BEGIN

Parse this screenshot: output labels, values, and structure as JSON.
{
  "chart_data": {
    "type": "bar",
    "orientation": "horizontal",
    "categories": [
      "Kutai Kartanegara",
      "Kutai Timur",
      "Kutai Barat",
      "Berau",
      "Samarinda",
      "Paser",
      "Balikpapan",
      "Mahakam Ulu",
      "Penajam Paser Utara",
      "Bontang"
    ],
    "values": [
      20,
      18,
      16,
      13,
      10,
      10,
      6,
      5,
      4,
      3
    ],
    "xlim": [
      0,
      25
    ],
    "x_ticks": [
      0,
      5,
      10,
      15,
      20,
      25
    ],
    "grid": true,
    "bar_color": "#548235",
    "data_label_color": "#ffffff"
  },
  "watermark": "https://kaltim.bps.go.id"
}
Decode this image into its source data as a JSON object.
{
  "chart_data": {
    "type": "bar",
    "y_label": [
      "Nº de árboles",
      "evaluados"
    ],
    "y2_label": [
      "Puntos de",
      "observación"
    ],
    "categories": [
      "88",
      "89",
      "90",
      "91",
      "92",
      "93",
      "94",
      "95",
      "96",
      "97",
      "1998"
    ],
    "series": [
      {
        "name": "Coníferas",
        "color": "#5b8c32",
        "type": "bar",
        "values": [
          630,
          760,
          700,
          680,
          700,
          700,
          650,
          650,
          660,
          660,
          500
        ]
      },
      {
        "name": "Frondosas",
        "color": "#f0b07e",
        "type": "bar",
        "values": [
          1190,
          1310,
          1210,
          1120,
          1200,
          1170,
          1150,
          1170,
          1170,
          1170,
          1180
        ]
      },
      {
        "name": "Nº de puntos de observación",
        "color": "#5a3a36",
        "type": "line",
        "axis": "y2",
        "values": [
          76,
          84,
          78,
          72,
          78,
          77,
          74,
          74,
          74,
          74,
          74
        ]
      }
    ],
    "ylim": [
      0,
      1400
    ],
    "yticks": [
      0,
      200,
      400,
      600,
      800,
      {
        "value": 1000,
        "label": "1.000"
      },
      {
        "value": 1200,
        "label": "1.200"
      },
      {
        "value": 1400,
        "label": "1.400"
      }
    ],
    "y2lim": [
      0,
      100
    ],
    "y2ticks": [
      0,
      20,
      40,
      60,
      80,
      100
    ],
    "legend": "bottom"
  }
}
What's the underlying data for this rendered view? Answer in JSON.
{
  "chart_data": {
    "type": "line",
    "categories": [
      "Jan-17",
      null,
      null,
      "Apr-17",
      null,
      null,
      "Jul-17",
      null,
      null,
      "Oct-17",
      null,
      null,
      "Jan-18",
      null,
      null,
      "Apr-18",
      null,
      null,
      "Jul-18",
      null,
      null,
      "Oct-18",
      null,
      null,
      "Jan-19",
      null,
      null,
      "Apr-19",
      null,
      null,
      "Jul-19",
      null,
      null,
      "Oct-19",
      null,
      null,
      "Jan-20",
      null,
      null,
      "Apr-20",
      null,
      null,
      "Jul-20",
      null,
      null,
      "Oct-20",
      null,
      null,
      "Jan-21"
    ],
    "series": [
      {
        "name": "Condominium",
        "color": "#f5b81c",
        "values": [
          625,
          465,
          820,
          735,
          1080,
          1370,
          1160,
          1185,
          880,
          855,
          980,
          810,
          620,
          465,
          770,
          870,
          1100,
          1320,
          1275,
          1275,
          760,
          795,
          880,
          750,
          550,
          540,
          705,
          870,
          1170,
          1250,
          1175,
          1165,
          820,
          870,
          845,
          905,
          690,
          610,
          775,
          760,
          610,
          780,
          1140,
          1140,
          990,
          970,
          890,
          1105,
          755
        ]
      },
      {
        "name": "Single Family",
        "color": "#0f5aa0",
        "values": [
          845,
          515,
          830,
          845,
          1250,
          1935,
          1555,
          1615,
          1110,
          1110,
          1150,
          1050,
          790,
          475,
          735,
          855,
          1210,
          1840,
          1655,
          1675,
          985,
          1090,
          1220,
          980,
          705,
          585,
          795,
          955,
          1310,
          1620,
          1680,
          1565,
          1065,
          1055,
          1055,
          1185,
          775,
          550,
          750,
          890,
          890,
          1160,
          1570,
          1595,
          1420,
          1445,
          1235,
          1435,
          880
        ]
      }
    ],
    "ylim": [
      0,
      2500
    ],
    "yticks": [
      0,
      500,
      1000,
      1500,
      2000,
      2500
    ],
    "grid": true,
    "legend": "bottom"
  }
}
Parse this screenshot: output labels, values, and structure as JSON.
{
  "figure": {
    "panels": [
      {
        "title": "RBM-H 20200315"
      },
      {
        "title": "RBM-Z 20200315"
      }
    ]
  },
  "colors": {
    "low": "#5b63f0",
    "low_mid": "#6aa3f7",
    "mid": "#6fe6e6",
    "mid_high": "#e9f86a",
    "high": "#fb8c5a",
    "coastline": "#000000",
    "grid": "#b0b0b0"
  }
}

END

**WORK TO DO**
Show all lines from the data above in which the word "title" appears.

**RESPONSE BELOW**
        "title": "RBM-H 20200315"
        "title": "RBM-Z 20200315"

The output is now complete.